**Obiettivo:**
Estrai dall'articolo su Bridget Jones's Baby il brano che comincia con le parole "La seconda mamma" e termina dopo "prezzo del biglietto).". Riportalo senza alcuna modifica.

━━━━━ Articolo

Questo terzo episodio è buono. Decisamente buono. C'è struttura, c'è cuore, c'è umorismo. Mentre cerchiamo di capire chi è il papà rendendoci conto con il passare dei minuti quanto in fondo tutto ciò sia poco importante (e lo capiamo insieme a Bridget; ottimo lavoro degli sceneggiatori per farci entrare così in simbiosi con lei), è sempre più evidente quanto Bridget Jones's Baby debba la sua riuscita a due mamme. Una è la regista Sharon Maguire, tornata dopo l'assenza nel secondo capitolo (si sentiva) e bravissima soprattutto nella scena clou ovvero quando l'americano Jack e l'inglese Mark devono portare di peso Bridget in ospedale dopo la rottura delle acque per via di un traffico londinese letteralmente immobilizzato. È una sequenza perfetta ed esilarante che utilizza Bridget dentro l'inquadratura come fosse un sacco di patate (o come un cadavere indisciplinato come in Frenzy di Hitchcock o Frankenstein Junior di Brooks) rispettando perfettamente l'irriverenza con cui la mamma letteraria Fielding ha sempre trattato la sua prediletta creatura Bridget a partire dalle pagine del primo best-seller datato 1996.
La seconda mamma del film è proprio Emma Thompson. La sceneggiatura, grazie a lei, è scoppiettante, intelligente e per niente superficiale. Poi come attrice... la sua ginecologa più spiritata di quello che sembra è semplicemente divina portandosi a casa il film in ogni momento in cui entra in campo (prestate orecchio a una citazione che farà dell'ex marito; vale da sola il prezzo del biglietto).

━━━━━━━━━━
━━━━━ Dati memorizzati

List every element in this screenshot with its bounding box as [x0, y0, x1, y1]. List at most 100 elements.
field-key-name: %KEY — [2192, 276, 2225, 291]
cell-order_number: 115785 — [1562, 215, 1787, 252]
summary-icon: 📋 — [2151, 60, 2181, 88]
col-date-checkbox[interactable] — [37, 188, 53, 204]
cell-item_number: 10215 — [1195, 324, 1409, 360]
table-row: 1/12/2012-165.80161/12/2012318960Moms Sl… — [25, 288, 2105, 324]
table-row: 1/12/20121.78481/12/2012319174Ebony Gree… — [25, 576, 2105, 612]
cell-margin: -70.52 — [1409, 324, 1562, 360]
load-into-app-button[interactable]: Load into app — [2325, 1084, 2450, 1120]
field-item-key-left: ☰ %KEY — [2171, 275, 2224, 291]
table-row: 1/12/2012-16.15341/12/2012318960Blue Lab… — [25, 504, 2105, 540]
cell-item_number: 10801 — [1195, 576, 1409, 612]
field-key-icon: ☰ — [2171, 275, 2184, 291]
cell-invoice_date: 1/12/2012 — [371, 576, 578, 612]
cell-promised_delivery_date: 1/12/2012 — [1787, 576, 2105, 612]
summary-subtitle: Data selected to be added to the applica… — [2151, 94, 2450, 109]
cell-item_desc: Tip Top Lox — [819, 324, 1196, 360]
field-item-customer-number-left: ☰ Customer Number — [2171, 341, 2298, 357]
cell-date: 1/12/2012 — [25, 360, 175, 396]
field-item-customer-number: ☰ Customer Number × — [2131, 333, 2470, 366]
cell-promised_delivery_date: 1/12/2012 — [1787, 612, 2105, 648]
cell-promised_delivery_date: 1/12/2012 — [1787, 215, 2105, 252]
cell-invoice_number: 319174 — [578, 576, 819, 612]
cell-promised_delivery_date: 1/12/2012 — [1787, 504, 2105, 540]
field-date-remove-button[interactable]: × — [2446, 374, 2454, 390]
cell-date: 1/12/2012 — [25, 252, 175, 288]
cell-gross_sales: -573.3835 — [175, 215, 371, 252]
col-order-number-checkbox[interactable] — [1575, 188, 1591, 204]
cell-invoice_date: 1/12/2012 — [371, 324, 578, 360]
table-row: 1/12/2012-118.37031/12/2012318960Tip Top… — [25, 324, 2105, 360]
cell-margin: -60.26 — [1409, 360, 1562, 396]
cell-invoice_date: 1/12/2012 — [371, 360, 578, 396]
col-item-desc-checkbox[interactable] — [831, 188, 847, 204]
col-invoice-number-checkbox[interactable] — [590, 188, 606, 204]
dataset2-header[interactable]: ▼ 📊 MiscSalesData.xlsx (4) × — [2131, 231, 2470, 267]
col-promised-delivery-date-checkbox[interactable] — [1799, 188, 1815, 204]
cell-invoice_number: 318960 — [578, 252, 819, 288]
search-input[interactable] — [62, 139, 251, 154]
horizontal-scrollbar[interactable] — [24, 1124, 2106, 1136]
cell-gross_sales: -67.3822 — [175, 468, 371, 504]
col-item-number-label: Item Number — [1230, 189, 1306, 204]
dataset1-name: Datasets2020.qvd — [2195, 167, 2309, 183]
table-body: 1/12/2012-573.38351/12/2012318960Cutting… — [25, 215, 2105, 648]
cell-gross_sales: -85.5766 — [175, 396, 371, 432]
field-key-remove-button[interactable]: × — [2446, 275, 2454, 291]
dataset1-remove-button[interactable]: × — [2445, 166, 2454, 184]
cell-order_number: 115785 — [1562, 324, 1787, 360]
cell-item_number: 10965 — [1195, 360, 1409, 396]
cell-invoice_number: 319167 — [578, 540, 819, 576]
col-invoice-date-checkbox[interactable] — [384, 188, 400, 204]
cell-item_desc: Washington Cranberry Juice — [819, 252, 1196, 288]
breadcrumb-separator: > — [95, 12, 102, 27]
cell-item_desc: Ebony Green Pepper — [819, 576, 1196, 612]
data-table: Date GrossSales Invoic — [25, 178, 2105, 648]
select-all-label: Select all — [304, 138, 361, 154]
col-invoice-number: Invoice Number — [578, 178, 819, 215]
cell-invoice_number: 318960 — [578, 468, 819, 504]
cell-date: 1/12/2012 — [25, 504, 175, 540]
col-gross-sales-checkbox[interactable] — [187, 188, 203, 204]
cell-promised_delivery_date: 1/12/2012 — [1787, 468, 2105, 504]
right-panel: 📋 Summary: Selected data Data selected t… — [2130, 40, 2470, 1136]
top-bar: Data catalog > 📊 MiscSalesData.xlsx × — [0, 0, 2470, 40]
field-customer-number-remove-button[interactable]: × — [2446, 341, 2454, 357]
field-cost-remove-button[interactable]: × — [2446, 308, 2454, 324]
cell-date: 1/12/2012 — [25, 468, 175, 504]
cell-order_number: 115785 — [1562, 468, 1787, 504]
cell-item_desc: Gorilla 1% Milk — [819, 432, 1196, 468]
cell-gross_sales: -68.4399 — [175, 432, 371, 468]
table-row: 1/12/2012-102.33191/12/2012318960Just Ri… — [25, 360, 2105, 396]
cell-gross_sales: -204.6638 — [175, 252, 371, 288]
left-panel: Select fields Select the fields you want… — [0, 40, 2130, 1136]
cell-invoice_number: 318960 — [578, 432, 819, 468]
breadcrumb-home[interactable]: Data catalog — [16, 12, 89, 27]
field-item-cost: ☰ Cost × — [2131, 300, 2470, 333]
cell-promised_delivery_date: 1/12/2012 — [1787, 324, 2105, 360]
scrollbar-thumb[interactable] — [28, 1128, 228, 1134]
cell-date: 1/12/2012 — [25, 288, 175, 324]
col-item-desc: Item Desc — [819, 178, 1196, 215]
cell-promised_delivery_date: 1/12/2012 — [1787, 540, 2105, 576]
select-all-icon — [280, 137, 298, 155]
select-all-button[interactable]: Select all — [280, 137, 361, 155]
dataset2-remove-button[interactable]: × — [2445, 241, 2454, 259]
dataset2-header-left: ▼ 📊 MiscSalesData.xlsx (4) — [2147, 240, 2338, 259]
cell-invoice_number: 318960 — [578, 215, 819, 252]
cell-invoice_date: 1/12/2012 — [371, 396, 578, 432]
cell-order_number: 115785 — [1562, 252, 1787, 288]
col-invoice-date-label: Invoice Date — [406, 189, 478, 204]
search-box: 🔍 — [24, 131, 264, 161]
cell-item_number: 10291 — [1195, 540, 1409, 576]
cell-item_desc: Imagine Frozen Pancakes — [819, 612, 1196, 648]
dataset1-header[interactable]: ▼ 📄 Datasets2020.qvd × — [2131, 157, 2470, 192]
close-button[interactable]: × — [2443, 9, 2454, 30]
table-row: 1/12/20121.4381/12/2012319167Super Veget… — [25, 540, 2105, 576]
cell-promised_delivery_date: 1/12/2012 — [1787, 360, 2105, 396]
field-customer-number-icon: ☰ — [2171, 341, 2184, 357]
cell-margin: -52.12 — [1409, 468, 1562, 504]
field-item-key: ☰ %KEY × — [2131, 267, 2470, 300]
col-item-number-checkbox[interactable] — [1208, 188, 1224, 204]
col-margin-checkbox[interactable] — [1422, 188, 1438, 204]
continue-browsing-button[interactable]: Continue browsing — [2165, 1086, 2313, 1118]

━━━━━━━━━━

**Risposta svolta:**
La seconda mamma del film è proprio Emma Thompson. La sceneggiatura, grazie a lei, è scoppiettante, intelligente e per niente superficiale. Poi come attrice... la sua ginecologa più spiritata di quello che sembra è semplicemente divina portandosi a casa il film in ogni momento in cui entra in campo (prestate orecchio a una citazione che farà dell'ex marito; vale da sola il prezzo del biglietto).